REQUEST
Each entry must be reproduced precisely as it stands.

** begin **

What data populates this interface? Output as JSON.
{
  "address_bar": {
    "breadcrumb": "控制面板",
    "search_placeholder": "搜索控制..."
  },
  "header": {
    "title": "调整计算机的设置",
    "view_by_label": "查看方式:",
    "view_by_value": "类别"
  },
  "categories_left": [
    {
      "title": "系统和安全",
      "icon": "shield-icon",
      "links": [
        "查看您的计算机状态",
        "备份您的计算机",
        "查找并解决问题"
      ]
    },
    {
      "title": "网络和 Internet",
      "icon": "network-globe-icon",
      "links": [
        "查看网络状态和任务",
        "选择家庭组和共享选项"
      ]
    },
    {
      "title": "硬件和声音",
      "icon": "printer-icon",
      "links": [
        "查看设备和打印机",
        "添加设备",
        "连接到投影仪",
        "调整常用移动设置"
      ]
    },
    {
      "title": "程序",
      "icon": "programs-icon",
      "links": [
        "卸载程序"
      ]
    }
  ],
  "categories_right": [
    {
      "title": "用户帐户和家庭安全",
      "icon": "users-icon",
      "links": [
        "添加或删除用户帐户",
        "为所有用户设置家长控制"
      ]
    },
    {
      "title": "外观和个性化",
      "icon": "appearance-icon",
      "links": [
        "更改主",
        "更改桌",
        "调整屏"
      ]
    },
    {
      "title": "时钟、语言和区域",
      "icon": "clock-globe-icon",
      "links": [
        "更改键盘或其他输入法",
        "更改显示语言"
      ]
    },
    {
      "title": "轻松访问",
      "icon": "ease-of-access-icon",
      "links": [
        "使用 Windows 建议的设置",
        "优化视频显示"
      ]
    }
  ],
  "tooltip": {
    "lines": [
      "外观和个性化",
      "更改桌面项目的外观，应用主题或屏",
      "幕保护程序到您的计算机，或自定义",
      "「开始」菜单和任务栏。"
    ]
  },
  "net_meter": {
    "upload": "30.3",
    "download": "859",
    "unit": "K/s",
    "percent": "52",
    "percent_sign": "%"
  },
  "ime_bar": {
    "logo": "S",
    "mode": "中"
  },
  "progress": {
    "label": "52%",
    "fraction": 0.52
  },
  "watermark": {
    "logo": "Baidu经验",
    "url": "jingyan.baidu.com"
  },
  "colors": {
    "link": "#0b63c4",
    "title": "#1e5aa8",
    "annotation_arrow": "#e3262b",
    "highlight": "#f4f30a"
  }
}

** end **

COMPLETE ANSWER
What data populates this interface? Output as JSON.
{
  "address_bar": {
    "breadcrumb": "控制面板",
    "search_placeholder": "搜索控制..."
  },
  "header": {
    "title": "调整计算机的设置",
    "view_by_label": "查看方式:",
    "view_by_value": "类别"
  },
  "categories_left": [
    {
      "title": "系统和安全",
      "icon": "shield-icon",
      "links": [
        "查看您的计算机状态",
        "备份您的计算机",
        "查找并解决问题"
      ]
    },
    {
      "title": "网络和 Internet",
      "icon": "network-globe-icon",
      "links": [
        "查看网络状态和任务",
        "选择家庭组和共享选项"
      ]
    },
    {
      "title": "硬件和声音",
      "icon": "printer-icon",
      "links": [
        "查看设备和打印机",
        "添加设备",
        "连接到投影仪",
        "调整常用移动设置"
      ]
    },
    {
      "title": "程序",
      "icon": "programs-icon",
      "links": [
        "卸载程序"
      ]
    }
  ],
  "categories_right": [
    {
      "title": "用户帐户和家庭安全",
      "icon": "users-icon",
      "links": [
        "添加或删除用户帐户",
        "为所有用户设置家长控制"
      ]
    },
    {
      "title": "外观和个性化",
      "icon": "appearance-icon",
      "links": [
        "更改主",
        "更改桌",
        "调整屏"
      ]
    },
    {
      "title": "时钟、语言和区域",
      "icon": "clock-globe-icon",
      "links": [
        "更改键盘或其他输入法",
        "更改显示语言"
      ]
    },
    {
      "title": "轻松访问",
      "icon": "ease-of-access-icon",
      "links": [
        "使用 Windows 建议的设置",
        "优化视频显示"
      ]
    }
  ],
  "tooltip": {
    "lines": [
      "外观和个性化",
      "更改桌面项目的外观，应用主题或屏",
      "幕保护程序到您的计算机，或自定义",
      "「开始」菜单和任务栏。"
    ]
  },
  "net_meter": {
    "upload": "30.3",
    "download": "859",
    "unit": "K/s",
    "percent": "52",
    "percent_sign": "%"
  },
  "ime_bar": {
    "logo": "S",
    "mode": "中"
  },
  "progress": {
    "label": "52%",
    "fraction": 0.52
  },
  "watermark": {
    "logo": "Baidu经验",
    "url": "jingyan.baidu.com"
  },
  "colors": {
    "link": "#0b63c4",
    "title": "#1e5aa8",
    "annotation_arrow": "#e3262b",
    "highlight": "#f4f30a"
  }
}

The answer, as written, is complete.